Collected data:
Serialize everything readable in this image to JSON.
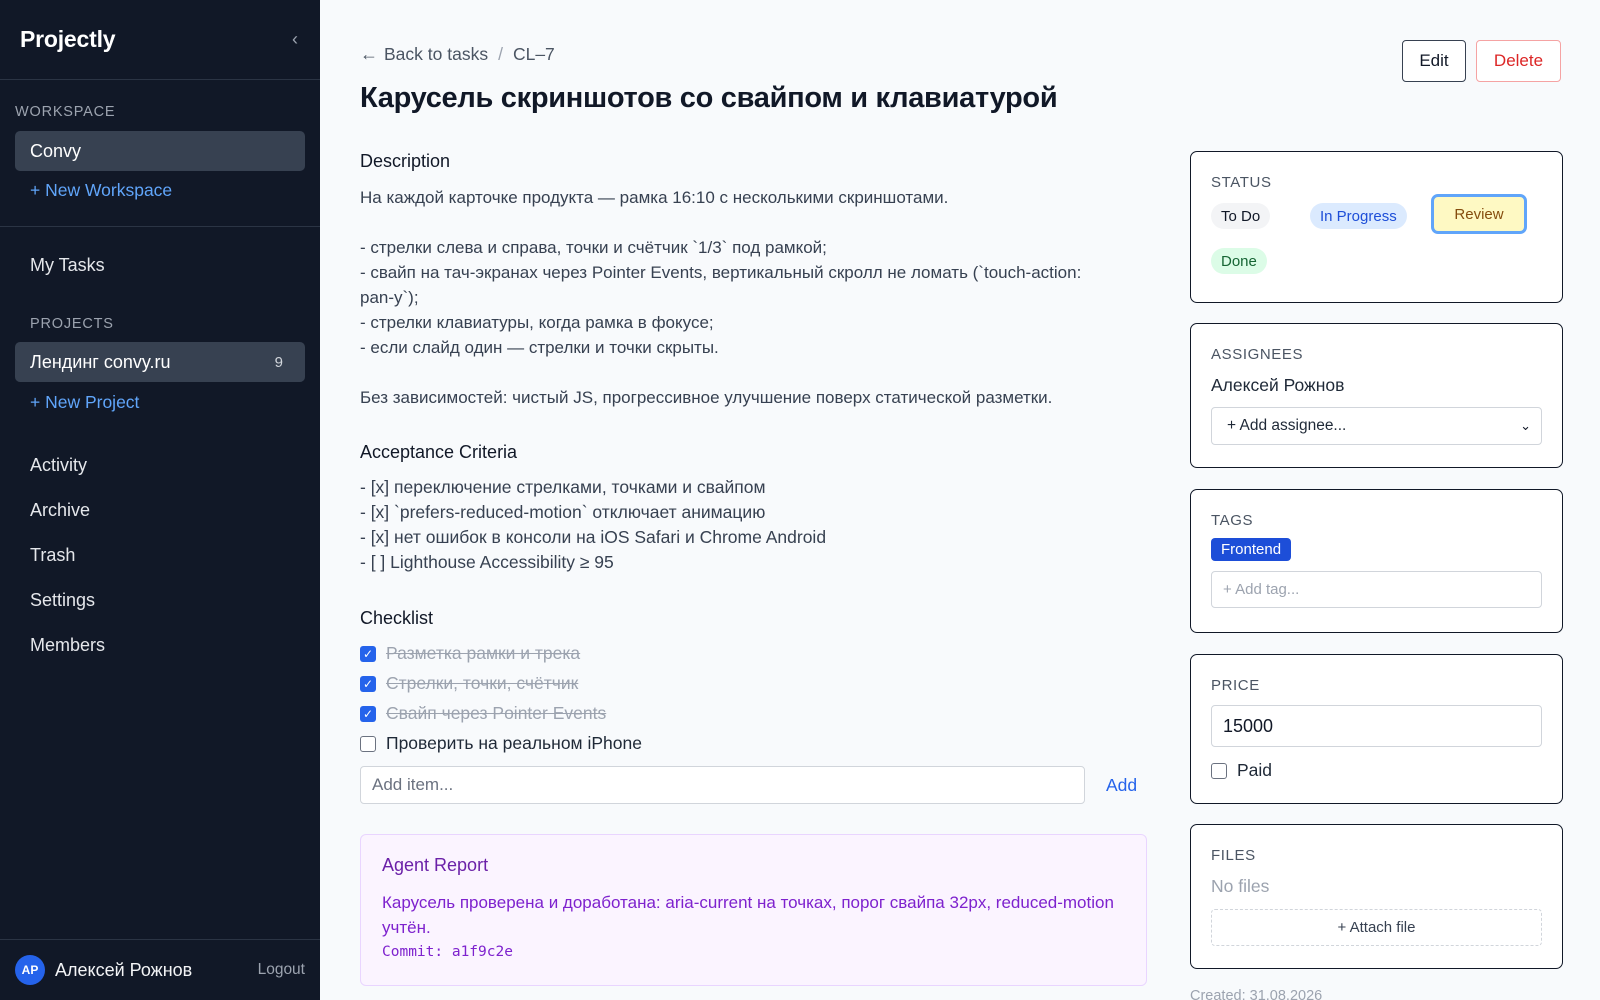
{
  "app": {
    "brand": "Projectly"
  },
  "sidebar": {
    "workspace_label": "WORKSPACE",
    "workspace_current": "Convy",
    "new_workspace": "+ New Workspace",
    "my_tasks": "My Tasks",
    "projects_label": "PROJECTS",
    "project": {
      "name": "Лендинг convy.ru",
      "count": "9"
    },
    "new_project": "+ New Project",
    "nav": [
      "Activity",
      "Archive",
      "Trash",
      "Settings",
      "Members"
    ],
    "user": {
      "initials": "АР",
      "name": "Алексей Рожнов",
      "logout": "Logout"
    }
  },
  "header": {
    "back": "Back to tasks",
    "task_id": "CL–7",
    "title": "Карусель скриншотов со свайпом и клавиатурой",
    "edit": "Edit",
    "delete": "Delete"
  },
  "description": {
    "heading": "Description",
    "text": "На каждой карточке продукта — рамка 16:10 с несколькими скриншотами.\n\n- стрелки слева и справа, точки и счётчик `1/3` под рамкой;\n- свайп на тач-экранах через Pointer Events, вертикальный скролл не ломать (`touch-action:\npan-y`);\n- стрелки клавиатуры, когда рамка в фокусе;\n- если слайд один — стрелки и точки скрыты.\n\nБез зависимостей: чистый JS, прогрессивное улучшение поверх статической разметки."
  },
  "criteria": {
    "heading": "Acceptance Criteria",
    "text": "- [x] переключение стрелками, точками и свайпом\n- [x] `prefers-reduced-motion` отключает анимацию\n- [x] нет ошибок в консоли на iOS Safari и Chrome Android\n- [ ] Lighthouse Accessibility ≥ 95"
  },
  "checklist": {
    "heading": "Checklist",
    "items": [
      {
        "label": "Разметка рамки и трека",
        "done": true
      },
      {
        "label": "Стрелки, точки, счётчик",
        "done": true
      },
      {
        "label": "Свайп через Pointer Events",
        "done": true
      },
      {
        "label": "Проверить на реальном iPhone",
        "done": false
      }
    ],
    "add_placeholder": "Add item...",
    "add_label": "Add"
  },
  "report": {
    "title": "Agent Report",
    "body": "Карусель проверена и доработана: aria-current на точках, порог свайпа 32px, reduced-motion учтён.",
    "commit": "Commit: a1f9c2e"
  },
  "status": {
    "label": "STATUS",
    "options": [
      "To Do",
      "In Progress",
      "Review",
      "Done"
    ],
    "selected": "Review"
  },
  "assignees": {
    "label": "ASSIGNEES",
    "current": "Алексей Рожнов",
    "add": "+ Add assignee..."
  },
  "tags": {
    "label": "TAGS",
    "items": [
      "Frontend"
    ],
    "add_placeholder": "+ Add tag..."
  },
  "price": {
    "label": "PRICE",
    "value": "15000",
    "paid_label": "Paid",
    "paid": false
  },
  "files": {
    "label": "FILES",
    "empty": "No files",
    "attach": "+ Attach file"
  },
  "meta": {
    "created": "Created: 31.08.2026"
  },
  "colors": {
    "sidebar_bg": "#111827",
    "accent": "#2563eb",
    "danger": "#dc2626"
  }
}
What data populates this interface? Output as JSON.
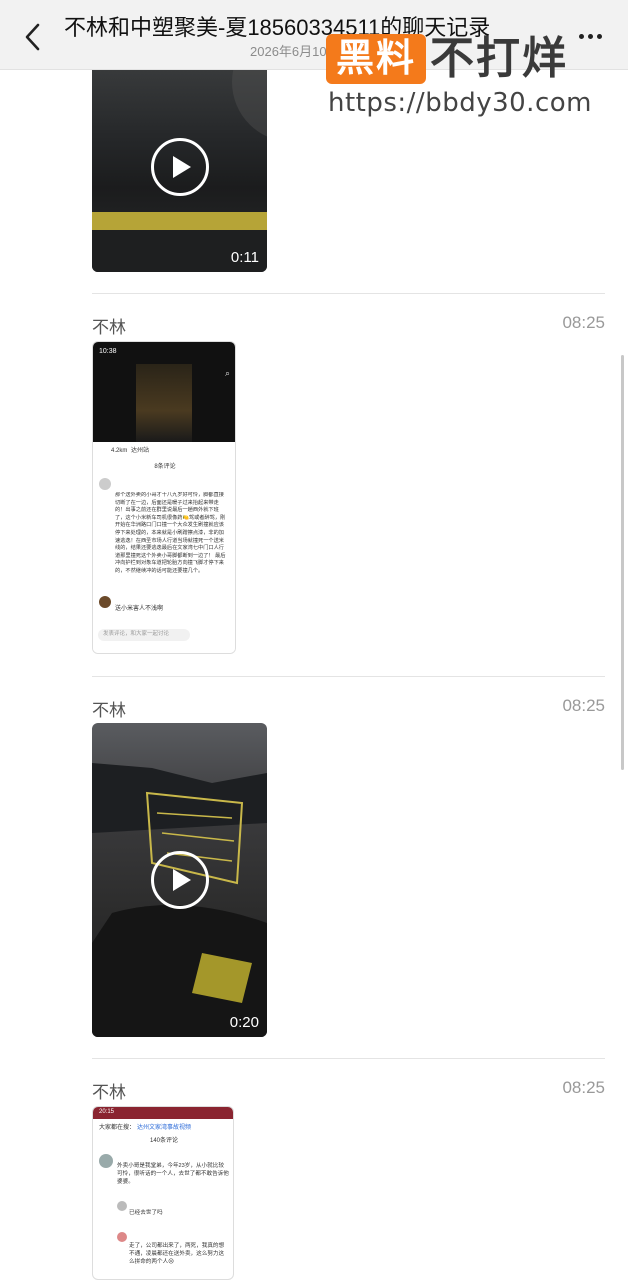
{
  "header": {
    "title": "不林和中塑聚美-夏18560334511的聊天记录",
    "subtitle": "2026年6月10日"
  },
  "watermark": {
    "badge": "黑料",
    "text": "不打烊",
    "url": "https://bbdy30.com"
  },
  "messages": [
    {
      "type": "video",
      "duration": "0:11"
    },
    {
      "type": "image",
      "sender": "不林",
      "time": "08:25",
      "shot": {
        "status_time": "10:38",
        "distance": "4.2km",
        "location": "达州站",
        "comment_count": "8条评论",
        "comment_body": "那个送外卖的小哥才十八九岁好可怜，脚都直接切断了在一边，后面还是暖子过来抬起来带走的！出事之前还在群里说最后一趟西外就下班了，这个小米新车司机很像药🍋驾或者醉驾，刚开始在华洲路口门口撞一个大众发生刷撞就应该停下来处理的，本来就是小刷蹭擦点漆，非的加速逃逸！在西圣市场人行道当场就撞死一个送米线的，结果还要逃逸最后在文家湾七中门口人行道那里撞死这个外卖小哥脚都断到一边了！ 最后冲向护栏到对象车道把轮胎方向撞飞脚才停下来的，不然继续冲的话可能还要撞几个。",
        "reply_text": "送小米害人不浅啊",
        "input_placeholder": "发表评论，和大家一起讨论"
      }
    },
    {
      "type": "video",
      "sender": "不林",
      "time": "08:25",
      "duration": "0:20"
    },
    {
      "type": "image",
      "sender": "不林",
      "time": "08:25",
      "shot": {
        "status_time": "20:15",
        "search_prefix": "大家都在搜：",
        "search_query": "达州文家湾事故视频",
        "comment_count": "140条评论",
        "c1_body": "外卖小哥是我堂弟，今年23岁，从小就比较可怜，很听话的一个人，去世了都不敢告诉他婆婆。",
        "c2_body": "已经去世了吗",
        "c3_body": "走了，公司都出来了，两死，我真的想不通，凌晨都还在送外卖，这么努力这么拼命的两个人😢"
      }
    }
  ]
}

> Task to complete
Reproduce the records, all of them, word for word; omit the pictures.

> Solution for this task
Serialize everything readable in this image to JSON.
{
  "app": {
    "brand": "Projectly"
  },
  "sidebar": {
    "workspace_label": "WORKSPACE",
    "workspace_current": "Convy",
    "new_workspace": "+ New Workspace",
    "my_tasks": "My Tasks",
    "projects_label": "PROJECTS",
    "project": {
      "name": "Лендинг convy.ru",
      "count": "9"
    },
    "new_project": "+ New Project",
    "nav": [
      "Activity",
      "Archive",
      "Trash",
      "Settings",
      "Members"
    ],
    "user": {
      "initials": "АР",
      "name": "Алексей Рожнов",
      "logout": "Logout"
    }
  },
  "header": {
    "back": "Back to tasks",
    "task_id": "CL–7",
    "title": "Карусель скриншотов со свайпом и клавиатурой",
    "edit": "Edit",
    "delete": "Delete"
  },
  "description": {
    "heading": "Description",
    "text": "На каждой карточке продукта — рамка 16:10 с несколькими скриншотами.\n\n- стрелки слева и справа, точки и счётчик `1/3` под рамкой;\n- свайп на тач-экранах через Pointer Events, вертикальный скролл не ломать (`touch-action:\npan-y`);\n- стрелки клавиатуры, когда рамка в фокусе;\n- если слайд один — стрелки и точки скрыты.\n\nБез зависимостей: чистый JS, прогрессивное улучшение поверх статической разметки."
  },
  "criteria": {
    "heading": "Acceptance Criteria",
    "text": "- [x] переключение стрелками, точками и свайпом\n- [x] `prefers-reduced-motion` отключает анимацию\n- [x] нет ошибок в консоли на iOS Safari и Chrome Android\n- [ ] Lighthouse Accessibility ≥ 95"
  },
  "checklist": {
    "heading": "Checklist",
    "items": [
      {
        "label": "Разметка рамки и трека",
        "done": true
      },
      {
        "label": "Стрелки, точки, счётчик",
        "done": true
      },
      {
        "label": "Свайп через Pointer Events",
        "done": true
      },
      {
        "label": "Проверить на реальном iPhone",
        "done": false
      }
    ],
    "add_placeholder": "Add item...",
    "add_label": "Add"
  },
  "report": {
    "title": "Agent Report",
    "body": "Карусель проверена и доработана: aria-current на точках, порог свайпа 32px, reduced-motion учтён.",
    "commit": "Commit: a1f9c2e"
  },
  "status": {
    "label": "STATUS",
    "options": [
      "To Do",
      "In Progress",
      "Review",
      "Done"
    ],
    "selected": "Review"
  },
  "assignees": {
    "label": "ASSIGNEES",
    "current": "Алексей Рожнов",
    "add": "+ Add assignee..."
  },
  "tags": {
    "label": "TAGS",
    "items": [
      "Frontend"
    ],
    "add_placeholder": "+ Add tag..."
  },
  "price": {
    "label": "PRICE",
    "value": "15000",
    "paid_label": "Paid",
    "paid": false
  },
  "files": {
    "label": "FILES",
    "empty": "No files",
    "attach": "+ Attach file"
  },
  "meta": {
    "created": "Created: 31.08.2026"
  },
  "colors": {
    "sidebar_bg": "#111827",
    "accent": "#2563eb",
    "danger": "#dc2626"
  }
}
What data populates this interface? Output as JSON.
{
  "header": {
    "title": "不林和中塑聚美-夏18560334511的聊天记录",
    "subtitle": "2026年6月10日"
  },
  "watermark": {
    "badge": "黑料",
    "text": "不打烊",
    "url": "https://bbdy30.com"
  },
  "messages": [
    {
      "type": "video",
      "duration": "0:11"
    },
    {
      "type": "image",
      "sender": "不林",
      "time": "08:25",
      "shot": {
        "status_time": "10:38",
        "distance": "4.2km",
        "location": "达州站",
        "comment_count": "8条评论",
        "comment_body": "那个送外卖的小哥才十八九岁好可怜，脚都直接切断了在一边，后面还是暖子过来抬起来带走的！出事之前还在群里说最后一趟西外就下班了，这个小米新车司机很像药🍋驾或者醉驾，刚开始在华洲路口门口撞一个大众发生刷撞就应该停下来处理的，本来就是小刷蹭擦点漆，非的加速逃逸！在西圣市场人行道当场就撞死一个送米线的，结果还要逃逸最后在文家湾七中门口人行道那里撞死这个外卖小哥脚都断到一边了！ 最后冲向护栏到对象车道把轮胎方向撞飞脚才停下来的，不然继续冲的话可能还要撞几个。",
        "reply_text": "送小米害人不浅啊",
        "input_placeholder": "发表评论，和大家一起讨论"
      }
    },
    {
      "type": "video",
      "sender": "不林",
      "time": "08:25",
      "duration": "0:20"
    },
    {
      "type": "image",
      "sender": "不林",
      "time": "08:25",
      "shot": {
        "status_time": "20:15",
        "search_prefix": "大家都在搜：",
        "search_query": "达州文家湾事故视频",
        "comment_count": "140条评论",
        "c1_body": "外卖小哥是我堂弟，今年23岁，从小就比较可怜，很听话的一个人，去世了都不敢告诉他婆婆。",
        "c2_body": "已经去世了吗",
        "c3_body": "走了，公司都出来了，两死，我真的想不通，凌晨都还在送外卖，这么努力这么拼命的两个人😢"
      }
    }
  ]
}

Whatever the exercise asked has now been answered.